* Exercise details
Repeat each record below exactly, dropping the pictures.

[Stored data entries]
========================
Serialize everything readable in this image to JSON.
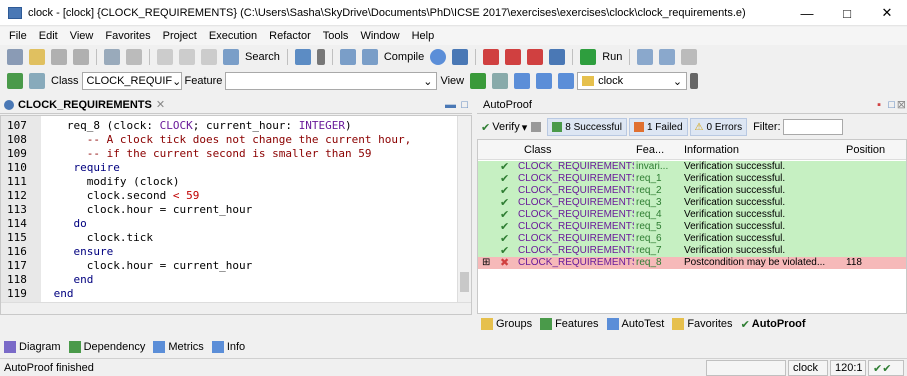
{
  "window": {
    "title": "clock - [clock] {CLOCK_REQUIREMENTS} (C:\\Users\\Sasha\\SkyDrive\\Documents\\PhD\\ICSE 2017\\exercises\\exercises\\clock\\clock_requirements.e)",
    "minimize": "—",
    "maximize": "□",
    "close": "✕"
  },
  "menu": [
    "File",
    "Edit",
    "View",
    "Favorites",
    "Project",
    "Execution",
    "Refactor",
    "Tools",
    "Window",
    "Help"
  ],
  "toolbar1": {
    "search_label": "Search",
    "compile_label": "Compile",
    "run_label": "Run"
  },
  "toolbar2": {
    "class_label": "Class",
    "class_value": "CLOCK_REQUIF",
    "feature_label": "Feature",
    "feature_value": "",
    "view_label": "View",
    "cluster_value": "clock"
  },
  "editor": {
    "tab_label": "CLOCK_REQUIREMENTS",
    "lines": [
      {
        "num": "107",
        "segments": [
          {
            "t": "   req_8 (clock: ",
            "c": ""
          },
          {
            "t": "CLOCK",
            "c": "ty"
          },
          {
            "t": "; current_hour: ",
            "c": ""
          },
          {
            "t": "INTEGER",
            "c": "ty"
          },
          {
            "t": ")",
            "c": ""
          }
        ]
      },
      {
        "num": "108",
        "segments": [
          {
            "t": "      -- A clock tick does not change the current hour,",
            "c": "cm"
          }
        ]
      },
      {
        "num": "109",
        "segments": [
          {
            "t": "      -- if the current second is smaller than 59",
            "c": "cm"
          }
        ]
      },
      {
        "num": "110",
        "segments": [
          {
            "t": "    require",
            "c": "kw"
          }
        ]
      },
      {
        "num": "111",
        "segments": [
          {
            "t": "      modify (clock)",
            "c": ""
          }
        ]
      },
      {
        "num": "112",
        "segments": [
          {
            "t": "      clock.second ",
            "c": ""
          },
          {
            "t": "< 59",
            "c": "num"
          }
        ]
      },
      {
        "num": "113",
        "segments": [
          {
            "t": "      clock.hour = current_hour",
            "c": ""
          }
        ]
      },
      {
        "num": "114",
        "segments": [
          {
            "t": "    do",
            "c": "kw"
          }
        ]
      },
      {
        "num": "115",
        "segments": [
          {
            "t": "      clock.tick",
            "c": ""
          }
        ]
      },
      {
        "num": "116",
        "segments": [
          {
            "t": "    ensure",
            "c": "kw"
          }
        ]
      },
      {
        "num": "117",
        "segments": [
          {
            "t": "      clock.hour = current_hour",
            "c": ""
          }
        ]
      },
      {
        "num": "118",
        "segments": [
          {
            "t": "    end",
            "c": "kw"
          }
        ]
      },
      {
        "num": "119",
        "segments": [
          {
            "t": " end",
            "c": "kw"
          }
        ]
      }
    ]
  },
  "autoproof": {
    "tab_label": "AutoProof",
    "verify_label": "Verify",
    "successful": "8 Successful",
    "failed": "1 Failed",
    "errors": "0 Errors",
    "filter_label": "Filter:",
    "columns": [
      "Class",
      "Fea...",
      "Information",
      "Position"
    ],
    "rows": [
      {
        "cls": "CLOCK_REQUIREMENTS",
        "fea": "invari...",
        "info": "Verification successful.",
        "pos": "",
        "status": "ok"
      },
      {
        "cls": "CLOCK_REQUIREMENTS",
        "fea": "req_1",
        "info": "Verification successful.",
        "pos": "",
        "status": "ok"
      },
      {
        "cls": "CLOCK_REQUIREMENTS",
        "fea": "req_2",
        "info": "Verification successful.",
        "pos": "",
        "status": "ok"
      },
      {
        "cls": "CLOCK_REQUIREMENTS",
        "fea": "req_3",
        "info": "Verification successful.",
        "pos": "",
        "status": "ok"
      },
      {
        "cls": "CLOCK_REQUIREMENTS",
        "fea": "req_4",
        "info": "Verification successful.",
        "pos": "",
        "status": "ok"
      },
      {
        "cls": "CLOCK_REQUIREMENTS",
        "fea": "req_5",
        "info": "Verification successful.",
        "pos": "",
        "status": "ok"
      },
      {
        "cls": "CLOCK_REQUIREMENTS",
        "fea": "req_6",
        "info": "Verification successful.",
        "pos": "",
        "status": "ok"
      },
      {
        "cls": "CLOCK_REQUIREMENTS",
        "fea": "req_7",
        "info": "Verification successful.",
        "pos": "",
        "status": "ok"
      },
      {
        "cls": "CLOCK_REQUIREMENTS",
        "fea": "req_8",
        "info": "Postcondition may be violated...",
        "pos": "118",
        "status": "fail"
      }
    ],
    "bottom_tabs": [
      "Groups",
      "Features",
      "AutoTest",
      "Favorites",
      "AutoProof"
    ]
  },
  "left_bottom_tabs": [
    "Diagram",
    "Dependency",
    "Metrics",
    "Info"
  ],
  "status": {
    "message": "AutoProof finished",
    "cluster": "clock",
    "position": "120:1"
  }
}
========================
* Response
Serialize everything readable in this image to JSON.
{
  "window": {
    "title": "clock - [clock] {CLOCK_REQUIREMENTS} (C:\\Users\\Sasha\\SkyDrive\\Documents\\PhD\\ICSE 2017\\exercises\\exercises\\clock\\clock_requirements.e)",
    "minimize": "—",
    "maximize": "□",
    "close": "✕"
  },
  "menu": [
    "File",
    "Edit",
    "View",
    "Favorites",
    "Project",
    "Execution",
    "Refactor",
    "Tools",
    "Window",
    "Help"
  ],
  "toolbar1": {
    "search_label": "Search",
    "compile_label": "Compile",
    "run_label": "Run"
  },
  "toolbar2": {
    "class_label": "Class",
    "class_value": "CLOCK_REQUIF",
    "feature_label": "Feature",
    "feature_value": "",
    "view_label": "View",
    "cluster_value": "clock"
  },
  "editor": {
    "tab_label": "CLOCK_REQUIREMENTS",
    "lines": [
      {
        "num": "107",
        "segments": [
          {
            "t": "   req_8 (clock: ",
            "c": ""
          },
          {
            "t": "CLOCK",
            "c": "ty"
          },
          {
            "t": "; current_hour: ",
            "c": ""
          },
          {
            "t": "INTEGER",
            "c": "ty"
          },
          {
            "t": ")",
            "c": ""
          }
        ]
      },
      {
        "num": "108",
        "segments": [
          {
            "t": "      -- A clock tick does not change the current hour,",
            "c": "cm"
          }
        ]
      },
      {
        "num": "109",
        "segments": [
          {
            "t": "      -- if the current second is smaller than 59",
            "c": "cm"
          }
        ]
      },
      {
        "num": "110",
        "segments": [
          {
            "t": "    require",
            "c": "kw"
          }
        ]
      },
      {
        "num": "111",
        "segments": [
          {
            "t": "      modify (clock)",
            "c": ""
          }
        ]
      },
      {
        "num": "112",
        "segments": [
          {
            "t": "      clock.second ",
            "c": ""
          },
          {
            "t": "< 59",
            "c": "num"
          }
        ]
      },
      {
        "num": "113",
        "segments": [
          {
            "t": "      clock.hour = current_hour",
            "c": ""
          }
        ]
      },
      {
        "num": "114",
        "segments": [
          {
            "t": "    do",
            "c": "kw"
          }
        ]
      },
      {
        "num": "115",
        "segments": [
          {
            "t": "      clock.tick",
            "c": ""
          }
        ]
      },
      {
        "num": "116",
        "segments": [
          {
            "t": "    ensure",
            "c": "kw"
          }
        ]
      },
      {
        "num": "117",
        "segments": [
          {
            "t": "      clock.hour = current_hour",
            "c": ""
          }
        ]
      },
      {
        "num": "118",
        "segments": [
          {
            "t": "    end",
            "c": "kw"
          }
        ]
      },
      {
        "num": "119",
        "segments": [
          {
            "t": " end",
            "c": "kw"
          }
        ]
      }
    ]
  },
  "autoproof": {
    "tab_label": "AutoProof",
    "verify_label": "Verify",
    "successful": "8 Successful",
    "failed": "1 Failed",
    "errors": "0 Errors",
    "filter_label": "Filter:",
    "columns": [
      "Class",
      "Fea...",
      "Information",
      "Position"
    ],
    "rows": [
      {
        "cls": "CLOCK_REQUIREMENTS",
        "fea": "invari...",
        "info": "Verification successful.",
        "pos": "",
        "status": "ok"
      },
      {
        "cls": "CLOCK_REQUIREMENTS",
        "fea": "req_1",
        "info": "Verification successful.",
        "pos": "",
        "status": "ok"
      },
      {
        "cls": "CLOCK_REQUIREMENTS",
        "fea": "req_2",
        "info": "Verification successful.",
        "pos": "",
        "status": "ok"
      },
      {
        "cls": "CLOCK_REQUIREMENTS",
        "fea": "req_3",
        "info": "Verification successful.",
        "pos": "",
        "status": "ok"
      },
      {
        "cls": "CLOCK_REQUIREMENTS",
        "fea": "req_4",
        "info": "Verification successful.",
        "pos": "",
        "status": "ok"
      },
      {
        "cls": "CLOCK_REQUIREMENTS",
        "fea": "req_5",
        "info": "Verification successful.",
        "pos": "",
        "status": "ok"
      },
      {
        "cls": "CLOCK_REQUIREMENTS",
        "fea": "req_6",
        "info": "Verification successful.",
        "pos": "",
        "status": "ok"
      },
      {
        "cls": "CLOCK_REQUIREMENTS",
        "fea": "req_7",
        "info": "Verification successful.",
        "pos": "",
        "status": "ok"
      },
      {
        "cls": "CLOCK_REQUIREMENTS",
        "fea": "req_8",
        "info": "Postcondition may be violated...",
        "pos": "118",
        "status": "fail"
      }
    ],
    "bottom_tabs": [
      "Groups",
      "Features",
      "AutoTest",
      "Favorites",
      "AutoProof"
    ]
  },
  "left_bottom_tabs": [
    "Diagram",
    "Dependency",
    "Metrics",
    "Info"
  ],
  "status": {
    "message": "AutoProof finished",
    "cluster": "clock",
    "position": "120:1"
  }
}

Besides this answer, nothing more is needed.